PROBLEM:
Will you give the material below again, every line exactly as it is?

EXTRACTED MATERIAL:
....

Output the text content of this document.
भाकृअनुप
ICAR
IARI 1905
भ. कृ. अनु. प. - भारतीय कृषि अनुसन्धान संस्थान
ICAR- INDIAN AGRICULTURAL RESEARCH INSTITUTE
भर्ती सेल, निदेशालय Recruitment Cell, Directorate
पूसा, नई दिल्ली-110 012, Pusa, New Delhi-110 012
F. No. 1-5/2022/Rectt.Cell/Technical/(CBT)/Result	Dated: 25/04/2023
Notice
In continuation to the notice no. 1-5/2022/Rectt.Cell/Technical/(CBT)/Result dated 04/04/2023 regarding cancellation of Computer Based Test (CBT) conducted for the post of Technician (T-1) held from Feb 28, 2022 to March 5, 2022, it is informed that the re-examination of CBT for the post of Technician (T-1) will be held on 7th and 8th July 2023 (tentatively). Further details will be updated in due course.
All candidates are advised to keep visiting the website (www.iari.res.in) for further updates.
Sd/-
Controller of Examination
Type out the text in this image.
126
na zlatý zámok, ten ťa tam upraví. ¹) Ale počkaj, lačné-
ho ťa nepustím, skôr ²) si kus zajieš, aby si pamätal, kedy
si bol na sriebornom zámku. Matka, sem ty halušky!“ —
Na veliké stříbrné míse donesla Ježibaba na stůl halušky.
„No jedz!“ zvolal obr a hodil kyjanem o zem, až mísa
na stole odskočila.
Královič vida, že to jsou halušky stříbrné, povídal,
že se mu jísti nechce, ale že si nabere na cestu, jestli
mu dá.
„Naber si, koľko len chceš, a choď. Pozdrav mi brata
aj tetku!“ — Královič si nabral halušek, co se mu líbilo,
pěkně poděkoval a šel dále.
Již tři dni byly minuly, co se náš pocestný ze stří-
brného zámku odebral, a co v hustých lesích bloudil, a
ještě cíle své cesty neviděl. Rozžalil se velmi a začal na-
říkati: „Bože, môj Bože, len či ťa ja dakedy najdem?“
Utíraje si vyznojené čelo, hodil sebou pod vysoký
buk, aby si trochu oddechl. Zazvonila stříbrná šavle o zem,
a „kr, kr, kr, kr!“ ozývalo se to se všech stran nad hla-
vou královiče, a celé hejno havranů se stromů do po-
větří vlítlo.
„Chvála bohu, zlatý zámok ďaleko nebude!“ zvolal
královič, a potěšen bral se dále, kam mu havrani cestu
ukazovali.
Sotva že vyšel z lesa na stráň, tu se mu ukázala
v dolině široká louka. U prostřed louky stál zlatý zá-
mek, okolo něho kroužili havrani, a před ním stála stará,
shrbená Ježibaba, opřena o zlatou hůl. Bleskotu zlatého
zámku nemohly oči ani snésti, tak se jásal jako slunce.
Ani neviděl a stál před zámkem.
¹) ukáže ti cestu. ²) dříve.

....

EXERCISE SOLUTION:
Output the text content of this document.
भाकृअनुप
ICAR
IARI 1905
भ. कृ. अनु. प. - भारतीय कृषि अनुसन्धान संस्थान
ICAR- INDIAN AGRICULTURAL RESEARCH INSTITUTE
भर्ती सेल, निदेशालय Recruitment Cell, Directorate
पूसा, नई दिल्ली-110 012, Pusa, New Delhi-110 012
F. No. 1-5/2022/Rectt.Cell/Technical/(CBT)/Result	Dated: 25/04/2023
Notice
In continuation to the notice no. 1-5/2022/Rectt.Cell/Technical/(CBT)/Result dated 04/04/2023 regarding cancellation of Computer Based Test (CBT) conducted for the post of Technician (T-1) held from Feb 28, 2022 to March 5, 2022, it is informed that the re-examination of CBT for the post of Technician (T-1) will be held on 7th and 8th July 2023 (tentatively). Further details will be updated in due course.
All candidates are advised to keep visiting the website (www.iari.res.in) for further updates.
Sd/-
Controller of Examination
Type out the text in this image.
126
na zlatý zámok, ten ťa tam upraví. ¹) Ale počkaj, lačné-
ho ťa nepustím, skôr ²) si kus zajieš, aby si pamätal, kedy
si bol na sriebornom zámku. Matka, sem ty halušky!“ —
Na veliké stříbrné míse donesla Ježibaba na stůl halušky.
„No jedz!“ zvolal obr a hodil kyjanem o zem, až mísa
na stole odskočila.
Královič vida, že to jsou halušky stříbrné, povídal,
že se mu jísti nechce, ale že si nabere na cestu, jestli
mu dá.
„Naber si, koľko len chceš, a choď. Pozdrav mi brata
aj tetku!“ — Královič si nabral halušek, co se mu líbilo,
pěkně poděkoval a šel dále.
Již tři dni byly minuly, co se náš pocestný ze stří-
brného zámku odebral, a co v hustých lesích bloudil, a
ještě cíle své cesty neviděl. Rozžalil se velmi a začal na-
říkati: „Bože, môj Bože, len či ťa ja dakedy najdem?“
Utíraje si vyznojené čelo, hodil sebou pod vysoký
buk, aby si trochu oddechl. Zazvonila stříbrná šavle o zem,
a „kr, kr, kr, kr!“ ozývalo se to se všech stran nad hla-
vou královiče, a celé hejno havranů se stromů do po-
větří vlítlo.
„Chvála bohu, zlatý zámok ďaleko nebude!“ zvolal
královič, a potěšen bral se dále, kam mu havrani cestu
ukazovali.
Sotva že vyšel z lesa na stráň, tu se mu ukázala
v dolině široká louka. U prostřed louky stál zlatý zá-
mek, okolo něho kroužili havrani, a před ním stála stará,
shrbená Ježibaba, opřena o zlatou hůl. Bleskotu zlatého
zámku nemohly oči ani snésti, tak se jásal jako slunce.
Ani neviděl a stál před zámkem.
¹) ukáže ti cestu. ²) dříve.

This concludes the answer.